** BEGIN EXCERPTED DATA **

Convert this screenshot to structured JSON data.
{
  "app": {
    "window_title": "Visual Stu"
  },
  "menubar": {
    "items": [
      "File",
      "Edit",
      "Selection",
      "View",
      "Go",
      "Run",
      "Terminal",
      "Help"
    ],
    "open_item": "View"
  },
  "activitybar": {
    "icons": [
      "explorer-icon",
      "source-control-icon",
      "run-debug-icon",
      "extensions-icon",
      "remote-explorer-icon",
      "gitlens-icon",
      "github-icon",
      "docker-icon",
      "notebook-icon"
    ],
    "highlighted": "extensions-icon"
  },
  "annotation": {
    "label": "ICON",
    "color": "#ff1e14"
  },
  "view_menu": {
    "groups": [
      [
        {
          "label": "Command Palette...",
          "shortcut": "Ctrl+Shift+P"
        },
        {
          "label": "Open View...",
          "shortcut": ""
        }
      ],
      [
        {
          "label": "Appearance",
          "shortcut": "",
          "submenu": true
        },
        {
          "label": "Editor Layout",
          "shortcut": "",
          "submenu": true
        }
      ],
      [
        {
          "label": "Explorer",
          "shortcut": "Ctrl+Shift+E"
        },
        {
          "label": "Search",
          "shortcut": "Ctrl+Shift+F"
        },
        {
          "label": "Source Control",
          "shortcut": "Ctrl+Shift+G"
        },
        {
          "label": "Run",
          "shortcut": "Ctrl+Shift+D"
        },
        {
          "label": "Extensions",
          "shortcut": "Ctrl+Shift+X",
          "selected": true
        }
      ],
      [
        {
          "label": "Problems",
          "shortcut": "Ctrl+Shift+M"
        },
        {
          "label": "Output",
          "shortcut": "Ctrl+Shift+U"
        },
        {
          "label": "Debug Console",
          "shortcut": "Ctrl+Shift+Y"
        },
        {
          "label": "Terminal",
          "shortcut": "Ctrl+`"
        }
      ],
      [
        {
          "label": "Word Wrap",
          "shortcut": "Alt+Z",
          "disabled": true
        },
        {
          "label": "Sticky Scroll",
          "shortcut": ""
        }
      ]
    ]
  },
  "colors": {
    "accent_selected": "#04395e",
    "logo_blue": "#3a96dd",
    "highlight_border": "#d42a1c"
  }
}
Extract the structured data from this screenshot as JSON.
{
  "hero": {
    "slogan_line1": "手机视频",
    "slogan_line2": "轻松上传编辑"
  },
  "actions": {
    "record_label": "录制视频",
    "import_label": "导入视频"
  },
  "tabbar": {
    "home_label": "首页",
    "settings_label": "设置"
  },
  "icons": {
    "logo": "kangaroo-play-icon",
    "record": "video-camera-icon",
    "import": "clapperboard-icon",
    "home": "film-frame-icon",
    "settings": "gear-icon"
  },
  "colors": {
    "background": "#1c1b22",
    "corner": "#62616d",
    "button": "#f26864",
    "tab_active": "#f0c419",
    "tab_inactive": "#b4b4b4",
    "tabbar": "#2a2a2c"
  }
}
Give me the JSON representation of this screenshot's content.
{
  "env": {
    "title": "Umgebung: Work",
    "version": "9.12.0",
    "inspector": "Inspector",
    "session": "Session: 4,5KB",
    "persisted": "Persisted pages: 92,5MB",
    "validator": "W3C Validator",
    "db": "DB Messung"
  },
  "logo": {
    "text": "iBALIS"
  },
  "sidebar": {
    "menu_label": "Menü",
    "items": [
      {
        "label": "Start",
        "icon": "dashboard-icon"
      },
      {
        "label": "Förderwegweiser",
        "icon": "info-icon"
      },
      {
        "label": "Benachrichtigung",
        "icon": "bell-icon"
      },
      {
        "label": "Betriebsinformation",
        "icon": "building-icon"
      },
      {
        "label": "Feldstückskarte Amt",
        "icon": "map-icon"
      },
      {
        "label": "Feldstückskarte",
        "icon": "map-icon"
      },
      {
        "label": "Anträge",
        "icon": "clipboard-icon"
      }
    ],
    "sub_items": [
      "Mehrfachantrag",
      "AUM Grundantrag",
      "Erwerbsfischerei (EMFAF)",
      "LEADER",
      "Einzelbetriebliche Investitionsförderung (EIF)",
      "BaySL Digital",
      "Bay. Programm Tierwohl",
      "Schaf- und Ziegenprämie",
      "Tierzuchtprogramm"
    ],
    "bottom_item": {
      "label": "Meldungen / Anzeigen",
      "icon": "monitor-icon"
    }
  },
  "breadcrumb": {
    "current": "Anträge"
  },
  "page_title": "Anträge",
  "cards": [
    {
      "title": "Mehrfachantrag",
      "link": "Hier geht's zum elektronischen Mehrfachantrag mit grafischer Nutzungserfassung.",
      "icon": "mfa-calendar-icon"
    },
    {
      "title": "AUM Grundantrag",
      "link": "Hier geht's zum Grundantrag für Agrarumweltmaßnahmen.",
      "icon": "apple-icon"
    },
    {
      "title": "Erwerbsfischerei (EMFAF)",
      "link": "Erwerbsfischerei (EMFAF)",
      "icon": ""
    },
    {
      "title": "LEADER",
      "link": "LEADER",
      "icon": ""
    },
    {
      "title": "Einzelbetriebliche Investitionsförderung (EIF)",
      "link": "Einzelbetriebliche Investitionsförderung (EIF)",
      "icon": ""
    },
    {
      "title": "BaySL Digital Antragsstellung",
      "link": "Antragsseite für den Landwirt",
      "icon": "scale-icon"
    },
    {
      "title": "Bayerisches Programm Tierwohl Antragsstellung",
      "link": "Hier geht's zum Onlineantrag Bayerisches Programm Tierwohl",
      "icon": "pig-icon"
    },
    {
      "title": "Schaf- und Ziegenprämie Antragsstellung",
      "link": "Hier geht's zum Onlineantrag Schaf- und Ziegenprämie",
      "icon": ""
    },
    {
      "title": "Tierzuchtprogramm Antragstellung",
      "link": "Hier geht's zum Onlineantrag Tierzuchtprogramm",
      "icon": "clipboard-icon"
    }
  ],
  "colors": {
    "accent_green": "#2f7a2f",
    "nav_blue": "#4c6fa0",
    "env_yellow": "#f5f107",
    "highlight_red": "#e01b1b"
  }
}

** END EXCERPTED DATA **

* DO THIS *
Where a line above contains the string "JSON", copy that line.

* WRITTEN RESPONSE *
Convert this screenshot to structured JSON data.
Extract the structured data from this screenshot as JSON.
Give me the JSON representation of this screenshot's content.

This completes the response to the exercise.